= PROMPT =
Scan the records for the line containing "Type out the text in this image."; extract it and all later lines, verbatim, through the end, and nothing before it.

** Begin MATERIAL **

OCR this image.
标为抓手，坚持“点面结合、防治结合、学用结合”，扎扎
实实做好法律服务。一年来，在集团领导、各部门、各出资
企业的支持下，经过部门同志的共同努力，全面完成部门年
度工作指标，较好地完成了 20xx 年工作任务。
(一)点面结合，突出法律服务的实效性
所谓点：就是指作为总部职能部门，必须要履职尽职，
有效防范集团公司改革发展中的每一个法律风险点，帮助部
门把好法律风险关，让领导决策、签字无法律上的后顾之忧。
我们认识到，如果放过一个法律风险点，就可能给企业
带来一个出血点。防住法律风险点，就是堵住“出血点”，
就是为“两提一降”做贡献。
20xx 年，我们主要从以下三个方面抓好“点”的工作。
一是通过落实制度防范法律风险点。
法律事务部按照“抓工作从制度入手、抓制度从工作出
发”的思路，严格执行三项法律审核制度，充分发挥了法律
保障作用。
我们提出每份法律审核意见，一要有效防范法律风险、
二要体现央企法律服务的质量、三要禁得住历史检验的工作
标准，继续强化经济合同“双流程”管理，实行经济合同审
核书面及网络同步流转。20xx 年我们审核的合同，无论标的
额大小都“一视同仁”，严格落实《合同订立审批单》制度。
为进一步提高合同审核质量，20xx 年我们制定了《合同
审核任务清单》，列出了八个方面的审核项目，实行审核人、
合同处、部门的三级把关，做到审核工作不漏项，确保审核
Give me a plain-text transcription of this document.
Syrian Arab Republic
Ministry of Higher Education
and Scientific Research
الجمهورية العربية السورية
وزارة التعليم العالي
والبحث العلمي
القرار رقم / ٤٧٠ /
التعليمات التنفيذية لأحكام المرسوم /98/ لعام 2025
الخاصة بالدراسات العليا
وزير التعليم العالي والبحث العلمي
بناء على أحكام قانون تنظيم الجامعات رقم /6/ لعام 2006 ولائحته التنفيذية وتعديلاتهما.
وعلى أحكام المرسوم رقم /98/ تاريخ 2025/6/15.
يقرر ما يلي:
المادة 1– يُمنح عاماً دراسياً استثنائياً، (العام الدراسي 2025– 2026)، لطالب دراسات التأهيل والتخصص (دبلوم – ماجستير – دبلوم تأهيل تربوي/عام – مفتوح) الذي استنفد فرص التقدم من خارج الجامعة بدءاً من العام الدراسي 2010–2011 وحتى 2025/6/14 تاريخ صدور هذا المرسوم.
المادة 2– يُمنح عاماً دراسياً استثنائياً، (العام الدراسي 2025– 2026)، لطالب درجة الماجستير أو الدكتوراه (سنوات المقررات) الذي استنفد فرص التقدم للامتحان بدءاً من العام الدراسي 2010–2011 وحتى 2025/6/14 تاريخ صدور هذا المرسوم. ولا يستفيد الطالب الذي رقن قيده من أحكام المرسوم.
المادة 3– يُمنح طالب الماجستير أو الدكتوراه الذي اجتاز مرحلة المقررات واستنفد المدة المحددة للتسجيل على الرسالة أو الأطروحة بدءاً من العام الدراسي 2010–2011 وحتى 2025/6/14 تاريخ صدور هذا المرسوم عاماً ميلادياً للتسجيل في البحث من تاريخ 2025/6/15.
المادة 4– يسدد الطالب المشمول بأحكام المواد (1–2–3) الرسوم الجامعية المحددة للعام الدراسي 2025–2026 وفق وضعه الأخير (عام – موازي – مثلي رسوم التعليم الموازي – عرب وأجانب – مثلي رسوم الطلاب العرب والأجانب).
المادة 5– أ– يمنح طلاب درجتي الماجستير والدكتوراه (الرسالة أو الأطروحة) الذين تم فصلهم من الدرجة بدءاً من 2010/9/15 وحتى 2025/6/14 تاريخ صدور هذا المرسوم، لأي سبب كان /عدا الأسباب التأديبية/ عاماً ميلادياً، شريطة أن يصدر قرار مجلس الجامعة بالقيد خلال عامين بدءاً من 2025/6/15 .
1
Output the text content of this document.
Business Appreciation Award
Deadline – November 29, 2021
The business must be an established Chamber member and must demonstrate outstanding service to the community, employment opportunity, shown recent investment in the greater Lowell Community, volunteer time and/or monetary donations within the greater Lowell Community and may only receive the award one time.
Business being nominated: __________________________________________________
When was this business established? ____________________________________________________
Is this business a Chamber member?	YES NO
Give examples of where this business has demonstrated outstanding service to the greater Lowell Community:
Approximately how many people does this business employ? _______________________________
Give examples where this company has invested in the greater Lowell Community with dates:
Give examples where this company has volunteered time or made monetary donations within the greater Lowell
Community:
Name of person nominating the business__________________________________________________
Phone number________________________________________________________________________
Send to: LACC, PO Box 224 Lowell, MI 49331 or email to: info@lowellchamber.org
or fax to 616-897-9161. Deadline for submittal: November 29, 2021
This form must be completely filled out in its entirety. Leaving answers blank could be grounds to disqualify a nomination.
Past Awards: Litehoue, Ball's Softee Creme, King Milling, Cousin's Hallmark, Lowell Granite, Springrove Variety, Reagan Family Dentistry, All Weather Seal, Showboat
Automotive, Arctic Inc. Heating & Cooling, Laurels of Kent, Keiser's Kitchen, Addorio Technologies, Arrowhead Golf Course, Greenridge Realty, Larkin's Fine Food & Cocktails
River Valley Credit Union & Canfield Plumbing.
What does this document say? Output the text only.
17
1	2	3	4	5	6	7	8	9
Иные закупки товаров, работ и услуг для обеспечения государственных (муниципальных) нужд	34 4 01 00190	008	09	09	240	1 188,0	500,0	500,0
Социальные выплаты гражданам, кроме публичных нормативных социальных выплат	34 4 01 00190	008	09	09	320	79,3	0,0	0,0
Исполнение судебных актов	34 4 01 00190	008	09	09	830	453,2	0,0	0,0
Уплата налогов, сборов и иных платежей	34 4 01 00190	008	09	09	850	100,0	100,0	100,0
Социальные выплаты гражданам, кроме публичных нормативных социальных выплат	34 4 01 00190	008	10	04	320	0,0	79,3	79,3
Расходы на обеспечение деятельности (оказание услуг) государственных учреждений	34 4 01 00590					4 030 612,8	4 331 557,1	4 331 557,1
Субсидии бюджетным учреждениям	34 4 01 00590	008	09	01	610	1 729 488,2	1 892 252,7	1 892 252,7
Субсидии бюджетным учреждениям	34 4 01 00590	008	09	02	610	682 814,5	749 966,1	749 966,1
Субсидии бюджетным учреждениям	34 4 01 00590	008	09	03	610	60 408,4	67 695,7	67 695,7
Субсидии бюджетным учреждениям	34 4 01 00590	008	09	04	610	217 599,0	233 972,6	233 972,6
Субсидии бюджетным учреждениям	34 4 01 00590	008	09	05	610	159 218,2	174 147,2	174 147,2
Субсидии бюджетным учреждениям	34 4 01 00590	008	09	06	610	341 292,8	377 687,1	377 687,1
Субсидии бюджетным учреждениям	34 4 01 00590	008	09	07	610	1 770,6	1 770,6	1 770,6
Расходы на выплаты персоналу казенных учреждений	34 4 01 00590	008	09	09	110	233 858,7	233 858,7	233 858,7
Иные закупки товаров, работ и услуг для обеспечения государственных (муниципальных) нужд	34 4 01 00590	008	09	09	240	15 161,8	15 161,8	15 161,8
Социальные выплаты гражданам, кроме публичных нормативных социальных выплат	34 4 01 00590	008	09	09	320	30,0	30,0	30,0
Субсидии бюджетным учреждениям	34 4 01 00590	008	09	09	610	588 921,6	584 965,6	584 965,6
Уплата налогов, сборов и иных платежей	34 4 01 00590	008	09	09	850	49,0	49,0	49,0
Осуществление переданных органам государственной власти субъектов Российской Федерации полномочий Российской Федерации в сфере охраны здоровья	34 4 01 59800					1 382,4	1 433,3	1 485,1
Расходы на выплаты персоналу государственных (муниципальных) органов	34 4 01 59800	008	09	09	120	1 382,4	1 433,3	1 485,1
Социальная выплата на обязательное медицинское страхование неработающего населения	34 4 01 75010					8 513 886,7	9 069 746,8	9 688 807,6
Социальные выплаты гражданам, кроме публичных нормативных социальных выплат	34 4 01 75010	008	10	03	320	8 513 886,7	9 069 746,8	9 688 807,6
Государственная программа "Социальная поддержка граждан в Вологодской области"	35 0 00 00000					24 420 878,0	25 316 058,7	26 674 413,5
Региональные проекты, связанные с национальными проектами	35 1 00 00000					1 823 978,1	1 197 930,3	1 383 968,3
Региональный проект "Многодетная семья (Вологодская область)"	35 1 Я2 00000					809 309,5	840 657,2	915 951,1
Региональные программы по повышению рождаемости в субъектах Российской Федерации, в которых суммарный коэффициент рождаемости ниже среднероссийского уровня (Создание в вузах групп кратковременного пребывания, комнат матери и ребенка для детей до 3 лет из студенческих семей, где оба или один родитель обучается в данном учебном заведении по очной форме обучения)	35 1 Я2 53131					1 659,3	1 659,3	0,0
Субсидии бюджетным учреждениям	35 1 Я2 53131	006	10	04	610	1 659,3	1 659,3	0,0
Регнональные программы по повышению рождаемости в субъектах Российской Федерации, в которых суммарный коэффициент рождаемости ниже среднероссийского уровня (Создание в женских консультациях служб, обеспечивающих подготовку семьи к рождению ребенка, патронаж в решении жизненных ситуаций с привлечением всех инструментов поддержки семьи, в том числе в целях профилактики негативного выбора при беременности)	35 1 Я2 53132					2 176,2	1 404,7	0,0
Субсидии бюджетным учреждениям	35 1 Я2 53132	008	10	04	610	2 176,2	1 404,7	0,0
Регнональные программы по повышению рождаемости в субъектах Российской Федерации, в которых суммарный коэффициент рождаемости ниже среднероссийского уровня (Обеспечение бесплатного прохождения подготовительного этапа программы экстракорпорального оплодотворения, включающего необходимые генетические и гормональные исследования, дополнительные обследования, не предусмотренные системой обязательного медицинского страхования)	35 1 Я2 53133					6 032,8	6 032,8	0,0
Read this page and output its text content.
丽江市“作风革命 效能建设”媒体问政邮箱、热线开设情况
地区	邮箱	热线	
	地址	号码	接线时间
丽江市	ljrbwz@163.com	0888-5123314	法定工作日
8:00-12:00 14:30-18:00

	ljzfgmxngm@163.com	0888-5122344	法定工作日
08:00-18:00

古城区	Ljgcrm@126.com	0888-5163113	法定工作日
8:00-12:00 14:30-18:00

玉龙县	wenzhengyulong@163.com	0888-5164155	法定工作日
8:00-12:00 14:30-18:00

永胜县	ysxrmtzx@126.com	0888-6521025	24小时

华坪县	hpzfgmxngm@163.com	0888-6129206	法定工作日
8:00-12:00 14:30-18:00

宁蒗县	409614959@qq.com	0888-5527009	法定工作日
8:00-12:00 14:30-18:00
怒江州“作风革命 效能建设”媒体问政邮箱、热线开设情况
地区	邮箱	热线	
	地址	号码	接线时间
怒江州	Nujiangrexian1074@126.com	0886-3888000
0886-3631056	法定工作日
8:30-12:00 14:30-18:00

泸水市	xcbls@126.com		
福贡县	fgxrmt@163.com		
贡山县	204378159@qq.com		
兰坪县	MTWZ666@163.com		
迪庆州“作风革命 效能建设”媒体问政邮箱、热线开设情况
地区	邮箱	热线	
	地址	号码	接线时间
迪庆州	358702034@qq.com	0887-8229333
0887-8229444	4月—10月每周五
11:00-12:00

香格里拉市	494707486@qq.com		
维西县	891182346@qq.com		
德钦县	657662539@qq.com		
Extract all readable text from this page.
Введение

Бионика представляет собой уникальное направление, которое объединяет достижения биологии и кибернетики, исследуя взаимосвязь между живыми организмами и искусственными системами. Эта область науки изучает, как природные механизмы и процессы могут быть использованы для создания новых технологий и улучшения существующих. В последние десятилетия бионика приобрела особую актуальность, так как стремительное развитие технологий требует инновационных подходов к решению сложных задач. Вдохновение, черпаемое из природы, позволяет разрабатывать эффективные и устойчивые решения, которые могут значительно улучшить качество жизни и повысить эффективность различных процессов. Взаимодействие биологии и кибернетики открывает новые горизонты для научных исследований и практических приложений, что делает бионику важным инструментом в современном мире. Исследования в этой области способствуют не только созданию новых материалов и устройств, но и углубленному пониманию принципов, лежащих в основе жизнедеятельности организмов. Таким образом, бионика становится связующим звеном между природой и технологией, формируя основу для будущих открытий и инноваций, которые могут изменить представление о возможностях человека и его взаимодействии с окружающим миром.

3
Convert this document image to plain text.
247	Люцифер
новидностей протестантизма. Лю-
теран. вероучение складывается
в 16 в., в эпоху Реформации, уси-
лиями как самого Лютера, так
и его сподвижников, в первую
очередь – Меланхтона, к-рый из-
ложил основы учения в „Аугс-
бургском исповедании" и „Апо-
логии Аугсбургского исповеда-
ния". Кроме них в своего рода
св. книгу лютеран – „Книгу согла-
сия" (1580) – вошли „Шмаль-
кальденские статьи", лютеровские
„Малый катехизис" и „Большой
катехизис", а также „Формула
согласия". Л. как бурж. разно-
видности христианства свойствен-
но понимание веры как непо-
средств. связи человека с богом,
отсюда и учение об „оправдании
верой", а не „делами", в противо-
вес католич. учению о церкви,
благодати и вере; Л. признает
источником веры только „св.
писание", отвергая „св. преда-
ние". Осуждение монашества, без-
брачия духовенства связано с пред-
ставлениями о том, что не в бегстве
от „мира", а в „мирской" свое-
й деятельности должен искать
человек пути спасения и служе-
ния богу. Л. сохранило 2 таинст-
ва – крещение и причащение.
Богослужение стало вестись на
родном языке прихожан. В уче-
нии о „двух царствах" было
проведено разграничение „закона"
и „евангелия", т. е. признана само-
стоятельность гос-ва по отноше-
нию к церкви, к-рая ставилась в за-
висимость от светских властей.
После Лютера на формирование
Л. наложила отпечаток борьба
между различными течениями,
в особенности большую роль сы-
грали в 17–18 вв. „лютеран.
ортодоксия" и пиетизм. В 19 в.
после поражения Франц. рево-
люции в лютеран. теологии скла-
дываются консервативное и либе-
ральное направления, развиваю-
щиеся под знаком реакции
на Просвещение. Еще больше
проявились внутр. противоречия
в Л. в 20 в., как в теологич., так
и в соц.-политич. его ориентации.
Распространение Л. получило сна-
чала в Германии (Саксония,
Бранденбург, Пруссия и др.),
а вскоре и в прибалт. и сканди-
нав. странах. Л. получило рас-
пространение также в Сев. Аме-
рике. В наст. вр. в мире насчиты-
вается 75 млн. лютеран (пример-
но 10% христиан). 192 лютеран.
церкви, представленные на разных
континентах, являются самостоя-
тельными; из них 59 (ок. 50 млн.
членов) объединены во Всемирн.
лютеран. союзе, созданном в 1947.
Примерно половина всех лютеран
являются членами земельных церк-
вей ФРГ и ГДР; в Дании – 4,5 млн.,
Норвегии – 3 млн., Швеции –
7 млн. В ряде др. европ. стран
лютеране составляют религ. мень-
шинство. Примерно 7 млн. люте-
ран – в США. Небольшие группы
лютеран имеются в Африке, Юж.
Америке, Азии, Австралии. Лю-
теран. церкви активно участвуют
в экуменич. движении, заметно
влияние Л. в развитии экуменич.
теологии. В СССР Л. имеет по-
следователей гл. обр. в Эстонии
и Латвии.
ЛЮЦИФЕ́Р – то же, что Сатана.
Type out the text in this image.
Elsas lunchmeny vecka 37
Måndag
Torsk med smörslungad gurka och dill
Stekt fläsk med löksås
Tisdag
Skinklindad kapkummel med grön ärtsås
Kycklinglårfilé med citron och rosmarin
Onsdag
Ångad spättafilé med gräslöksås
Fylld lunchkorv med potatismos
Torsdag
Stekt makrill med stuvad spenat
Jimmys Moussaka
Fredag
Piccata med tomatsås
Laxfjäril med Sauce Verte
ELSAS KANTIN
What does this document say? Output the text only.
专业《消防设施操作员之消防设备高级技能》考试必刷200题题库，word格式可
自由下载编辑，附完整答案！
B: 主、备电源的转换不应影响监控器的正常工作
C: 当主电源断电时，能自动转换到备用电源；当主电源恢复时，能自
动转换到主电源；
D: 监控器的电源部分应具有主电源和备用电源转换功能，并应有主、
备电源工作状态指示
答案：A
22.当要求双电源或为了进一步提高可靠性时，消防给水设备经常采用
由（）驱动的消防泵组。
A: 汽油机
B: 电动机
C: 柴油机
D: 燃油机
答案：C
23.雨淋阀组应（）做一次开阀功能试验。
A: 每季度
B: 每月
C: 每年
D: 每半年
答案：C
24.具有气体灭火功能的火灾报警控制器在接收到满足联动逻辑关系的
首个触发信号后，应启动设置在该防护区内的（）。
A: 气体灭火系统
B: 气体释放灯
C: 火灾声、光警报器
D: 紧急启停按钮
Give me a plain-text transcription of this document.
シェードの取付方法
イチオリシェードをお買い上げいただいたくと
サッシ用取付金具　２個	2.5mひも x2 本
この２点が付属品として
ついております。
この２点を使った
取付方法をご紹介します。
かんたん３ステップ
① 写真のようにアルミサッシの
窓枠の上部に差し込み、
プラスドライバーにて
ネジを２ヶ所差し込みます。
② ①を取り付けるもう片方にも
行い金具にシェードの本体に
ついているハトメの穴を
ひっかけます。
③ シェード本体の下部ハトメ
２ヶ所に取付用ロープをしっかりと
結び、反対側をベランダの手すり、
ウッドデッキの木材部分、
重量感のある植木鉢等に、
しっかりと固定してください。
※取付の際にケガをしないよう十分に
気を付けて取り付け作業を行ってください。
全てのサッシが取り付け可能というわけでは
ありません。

** End MATERIAL **

= WRITTEN RESPONSE =
Type out the text in this image.
Elsas lunchmeny vecka 37
Måndag
Torsk med smörslungad gurka och dill
Stekt fläsk med löksås
Tisdag
Skinklindad kapkummel med grön ärtsås
Kycklinglårfilé med citron och rosmarin
Onsdag
Ångad spättafilé med gräslöksås
Fylld lunchkorv med potatismos
Torsdag
Stekt makrill med stuvad spenat
Jimmys Moussaka
Fredag
Piccata med tomatsås
Laxfjäril med Sauce Verte
ELSAS KANTIN
What does this document say? Output the text only.
专业《消防设施操作员之消防设备高级技能》考试必刷200题题库，word格式可
自由下载编辑，附完整答案！
B: 主、备电源的转换不应影响监控器的正常工作
C: 当主电源断电时，能自动转换到备用电源；当主电源恢复时，能自
动转换到主电源；
D: 监控器的电源部分应具有主电源和备用电源转换功能，并应有主、
备电源工作状态指示
答案：A
22.当要求双电源或为了进一步提高可靠性时，消防给水设备经常采用
由（）驱动的消防泵组。
A: 汽油机
B: 电动机
C: 柴油机
D: 燃油机
答案：C
23.雨淋阀组应（）做一次开阀功能试验。
A: 每季度
B: 每月
C: 每年
D: 每半年
答案：C
24.具有气体灭火功能的火灾报警控制器在接收到满足联动逻辑关系的
首个触发信号后，应启动设置在该防护区内的（）。
A: 气体灭火系统
B: 气体释放灯
C: 火灾声、光警报器
D: 紧急启停按钮
Give me a plain-text transcription of this document.
シェードの取付方法
イチオリシェードをお買い上げいただいたくと
サッシ用取付金具　２個	2.5mひも x2 本
この２点が付属品として
ついております。
この２点を使った
取付方法をご紹介します。
かんたん３ステップ
① 写真のようにアルミサッシの
窓枠の上部に差し込み、
プラスドライバーにて
ネジを２ヶ所差し込みます。
② ①を取り付けるもう片方にも
行い金具にシェードの本体に
ついているハトメの穴を
ひっかけます。
③ シェード本体の下部ハトメ
２ヶ所に取付用ロープをしっかりと
結び、反対側をベランダの手すり、
ウッドデッキの木材部分、
重量感のある植木鉢等に、
しっかりと固定してください。
※取付の際にケガをしないよう十分に
気を付けて取り付け作業を行ってください。
全てのサッシが取り付け可能というわけでは
ありません。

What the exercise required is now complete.